■ **GOAL**
Only a number is wanted: how many lines in the records below contain "梁山伯与祝英台"?

** Start of RECORDS SUPPLIED **

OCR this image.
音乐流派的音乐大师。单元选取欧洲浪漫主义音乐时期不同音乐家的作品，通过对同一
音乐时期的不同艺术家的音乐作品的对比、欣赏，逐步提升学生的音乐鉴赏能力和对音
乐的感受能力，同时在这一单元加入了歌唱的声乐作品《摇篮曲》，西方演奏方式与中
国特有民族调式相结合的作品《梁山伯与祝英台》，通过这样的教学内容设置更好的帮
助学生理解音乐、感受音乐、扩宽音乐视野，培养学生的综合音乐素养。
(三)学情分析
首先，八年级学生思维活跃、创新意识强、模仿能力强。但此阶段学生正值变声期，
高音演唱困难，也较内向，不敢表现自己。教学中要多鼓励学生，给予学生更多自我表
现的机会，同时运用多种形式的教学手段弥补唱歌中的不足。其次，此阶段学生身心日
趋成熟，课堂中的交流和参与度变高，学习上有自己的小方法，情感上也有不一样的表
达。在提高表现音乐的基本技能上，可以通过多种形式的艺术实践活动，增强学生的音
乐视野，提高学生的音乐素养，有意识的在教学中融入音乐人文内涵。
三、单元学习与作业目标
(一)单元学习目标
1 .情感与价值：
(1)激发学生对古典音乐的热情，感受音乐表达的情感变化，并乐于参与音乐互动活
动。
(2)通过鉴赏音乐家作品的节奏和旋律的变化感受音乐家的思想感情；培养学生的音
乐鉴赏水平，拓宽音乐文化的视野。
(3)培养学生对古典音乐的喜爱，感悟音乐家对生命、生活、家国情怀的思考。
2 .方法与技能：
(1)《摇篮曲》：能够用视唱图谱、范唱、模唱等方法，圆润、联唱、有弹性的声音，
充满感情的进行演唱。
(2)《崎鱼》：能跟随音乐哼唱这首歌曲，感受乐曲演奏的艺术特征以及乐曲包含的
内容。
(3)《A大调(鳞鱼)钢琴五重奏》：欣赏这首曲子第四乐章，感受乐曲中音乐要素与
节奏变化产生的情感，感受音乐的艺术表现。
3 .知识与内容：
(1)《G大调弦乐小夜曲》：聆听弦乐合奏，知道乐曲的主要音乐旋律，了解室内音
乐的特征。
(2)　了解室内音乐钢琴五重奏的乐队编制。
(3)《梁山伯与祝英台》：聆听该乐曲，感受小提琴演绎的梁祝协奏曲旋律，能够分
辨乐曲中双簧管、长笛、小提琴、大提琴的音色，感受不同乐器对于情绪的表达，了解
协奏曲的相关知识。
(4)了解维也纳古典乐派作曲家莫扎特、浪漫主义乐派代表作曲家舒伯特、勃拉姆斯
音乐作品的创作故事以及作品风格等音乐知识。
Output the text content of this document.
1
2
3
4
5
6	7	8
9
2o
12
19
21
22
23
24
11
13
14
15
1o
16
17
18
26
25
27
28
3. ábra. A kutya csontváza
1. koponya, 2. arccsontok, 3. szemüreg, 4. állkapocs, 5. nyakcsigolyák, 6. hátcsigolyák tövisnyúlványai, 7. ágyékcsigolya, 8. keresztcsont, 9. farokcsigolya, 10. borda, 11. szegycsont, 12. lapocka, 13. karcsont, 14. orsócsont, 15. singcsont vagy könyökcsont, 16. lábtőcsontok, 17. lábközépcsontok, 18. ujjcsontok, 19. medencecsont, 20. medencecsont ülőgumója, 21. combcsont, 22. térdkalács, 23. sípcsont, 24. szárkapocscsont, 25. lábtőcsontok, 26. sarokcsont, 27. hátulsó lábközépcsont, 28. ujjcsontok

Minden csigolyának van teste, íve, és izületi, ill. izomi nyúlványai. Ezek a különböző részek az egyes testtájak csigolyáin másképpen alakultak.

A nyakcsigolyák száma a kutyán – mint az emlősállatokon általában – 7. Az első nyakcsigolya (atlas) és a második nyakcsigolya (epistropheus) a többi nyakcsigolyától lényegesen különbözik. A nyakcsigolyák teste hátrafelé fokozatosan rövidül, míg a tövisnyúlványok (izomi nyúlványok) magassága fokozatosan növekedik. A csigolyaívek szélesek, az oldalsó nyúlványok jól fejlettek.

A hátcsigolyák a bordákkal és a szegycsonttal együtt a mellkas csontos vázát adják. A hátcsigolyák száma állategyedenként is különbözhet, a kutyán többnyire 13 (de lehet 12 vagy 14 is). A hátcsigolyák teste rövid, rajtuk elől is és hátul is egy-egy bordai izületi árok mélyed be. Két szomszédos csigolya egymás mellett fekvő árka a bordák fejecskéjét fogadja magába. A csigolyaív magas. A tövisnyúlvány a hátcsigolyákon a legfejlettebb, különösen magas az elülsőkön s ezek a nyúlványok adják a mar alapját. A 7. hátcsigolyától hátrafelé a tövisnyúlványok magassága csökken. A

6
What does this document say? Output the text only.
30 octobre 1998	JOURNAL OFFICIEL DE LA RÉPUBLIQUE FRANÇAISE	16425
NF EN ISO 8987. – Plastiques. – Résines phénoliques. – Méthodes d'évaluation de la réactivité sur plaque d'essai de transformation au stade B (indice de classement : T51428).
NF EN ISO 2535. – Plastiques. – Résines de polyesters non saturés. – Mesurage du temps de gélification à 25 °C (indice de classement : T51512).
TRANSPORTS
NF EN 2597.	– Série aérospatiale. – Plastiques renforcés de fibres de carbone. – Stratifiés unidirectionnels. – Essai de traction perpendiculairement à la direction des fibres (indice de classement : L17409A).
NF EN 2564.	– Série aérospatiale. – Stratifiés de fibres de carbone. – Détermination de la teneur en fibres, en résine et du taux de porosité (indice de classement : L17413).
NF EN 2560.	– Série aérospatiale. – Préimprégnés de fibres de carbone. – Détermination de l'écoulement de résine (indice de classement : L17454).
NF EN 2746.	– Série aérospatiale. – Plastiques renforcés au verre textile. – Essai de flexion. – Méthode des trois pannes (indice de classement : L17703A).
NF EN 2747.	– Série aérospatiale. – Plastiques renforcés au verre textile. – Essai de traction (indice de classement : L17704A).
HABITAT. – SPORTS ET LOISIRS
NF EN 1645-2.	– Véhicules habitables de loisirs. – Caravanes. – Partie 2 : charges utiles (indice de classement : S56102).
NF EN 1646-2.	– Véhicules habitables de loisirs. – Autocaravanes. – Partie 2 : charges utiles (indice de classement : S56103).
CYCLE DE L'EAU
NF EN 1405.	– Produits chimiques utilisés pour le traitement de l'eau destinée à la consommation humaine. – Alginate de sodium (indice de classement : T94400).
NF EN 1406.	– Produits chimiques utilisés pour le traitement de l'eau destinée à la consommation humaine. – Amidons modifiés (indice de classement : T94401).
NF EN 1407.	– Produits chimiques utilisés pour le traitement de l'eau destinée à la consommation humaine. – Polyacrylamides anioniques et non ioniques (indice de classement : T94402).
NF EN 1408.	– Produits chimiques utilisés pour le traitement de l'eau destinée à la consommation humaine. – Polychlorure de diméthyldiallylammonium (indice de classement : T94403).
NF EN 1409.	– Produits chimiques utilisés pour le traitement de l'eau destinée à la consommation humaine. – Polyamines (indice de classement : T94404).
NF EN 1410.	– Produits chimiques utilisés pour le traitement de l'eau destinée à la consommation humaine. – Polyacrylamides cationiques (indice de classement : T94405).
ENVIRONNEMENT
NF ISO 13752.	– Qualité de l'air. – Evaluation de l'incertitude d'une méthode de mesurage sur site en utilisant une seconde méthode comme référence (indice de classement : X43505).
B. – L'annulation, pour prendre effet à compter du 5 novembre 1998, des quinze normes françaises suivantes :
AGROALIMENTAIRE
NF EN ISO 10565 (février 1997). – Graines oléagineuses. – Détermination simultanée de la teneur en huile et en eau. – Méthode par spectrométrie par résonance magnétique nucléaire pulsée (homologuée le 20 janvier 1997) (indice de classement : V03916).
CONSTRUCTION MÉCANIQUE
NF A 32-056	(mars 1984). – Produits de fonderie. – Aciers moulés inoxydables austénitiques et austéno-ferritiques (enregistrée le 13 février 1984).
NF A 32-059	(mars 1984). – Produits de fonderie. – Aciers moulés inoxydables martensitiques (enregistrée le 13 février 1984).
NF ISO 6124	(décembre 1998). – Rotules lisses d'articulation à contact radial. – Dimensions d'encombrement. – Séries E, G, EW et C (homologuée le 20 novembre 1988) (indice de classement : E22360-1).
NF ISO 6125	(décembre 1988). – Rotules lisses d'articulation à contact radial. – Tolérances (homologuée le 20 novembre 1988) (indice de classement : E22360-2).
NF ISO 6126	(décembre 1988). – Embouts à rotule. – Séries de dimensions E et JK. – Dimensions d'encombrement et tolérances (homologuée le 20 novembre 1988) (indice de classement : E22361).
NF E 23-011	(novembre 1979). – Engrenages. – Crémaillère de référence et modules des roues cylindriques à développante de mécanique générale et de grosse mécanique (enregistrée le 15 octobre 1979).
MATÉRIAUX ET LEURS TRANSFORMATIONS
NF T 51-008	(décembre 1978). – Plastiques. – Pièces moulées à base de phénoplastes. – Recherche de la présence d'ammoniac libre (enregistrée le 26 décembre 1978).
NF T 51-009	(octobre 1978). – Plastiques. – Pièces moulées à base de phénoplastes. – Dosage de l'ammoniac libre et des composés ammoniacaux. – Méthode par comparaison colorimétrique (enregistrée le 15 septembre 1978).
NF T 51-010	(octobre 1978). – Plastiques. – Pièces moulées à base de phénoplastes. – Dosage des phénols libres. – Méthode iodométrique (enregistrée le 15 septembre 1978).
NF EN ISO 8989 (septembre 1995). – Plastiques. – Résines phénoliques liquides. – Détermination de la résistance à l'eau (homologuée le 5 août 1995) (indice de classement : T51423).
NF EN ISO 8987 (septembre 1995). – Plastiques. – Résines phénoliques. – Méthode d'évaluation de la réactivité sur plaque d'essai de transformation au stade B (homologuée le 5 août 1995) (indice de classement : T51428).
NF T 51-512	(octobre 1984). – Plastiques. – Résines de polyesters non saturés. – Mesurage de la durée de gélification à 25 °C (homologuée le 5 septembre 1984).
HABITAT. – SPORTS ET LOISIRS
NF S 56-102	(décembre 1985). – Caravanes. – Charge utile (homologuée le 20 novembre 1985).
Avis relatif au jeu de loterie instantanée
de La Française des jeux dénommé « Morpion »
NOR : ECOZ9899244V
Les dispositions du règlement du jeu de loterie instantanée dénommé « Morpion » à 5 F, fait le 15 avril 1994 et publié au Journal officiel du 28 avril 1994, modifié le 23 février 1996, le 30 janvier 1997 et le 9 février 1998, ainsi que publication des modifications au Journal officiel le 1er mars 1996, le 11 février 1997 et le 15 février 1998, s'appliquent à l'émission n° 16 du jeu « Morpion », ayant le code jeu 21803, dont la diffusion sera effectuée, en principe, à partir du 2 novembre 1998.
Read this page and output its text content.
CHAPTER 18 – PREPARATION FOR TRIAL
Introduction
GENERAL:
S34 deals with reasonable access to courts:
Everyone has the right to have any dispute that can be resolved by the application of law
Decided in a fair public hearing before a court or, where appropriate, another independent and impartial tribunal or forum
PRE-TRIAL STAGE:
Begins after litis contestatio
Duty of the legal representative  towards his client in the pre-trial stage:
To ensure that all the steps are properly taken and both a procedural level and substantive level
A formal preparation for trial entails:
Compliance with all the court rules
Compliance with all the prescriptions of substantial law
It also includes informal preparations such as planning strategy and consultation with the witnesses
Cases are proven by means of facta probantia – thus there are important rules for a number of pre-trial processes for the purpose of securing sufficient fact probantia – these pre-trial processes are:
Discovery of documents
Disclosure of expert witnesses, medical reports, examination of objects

** End of RECORDS SUPPLIED **

■ **FULL OUTPUT**
2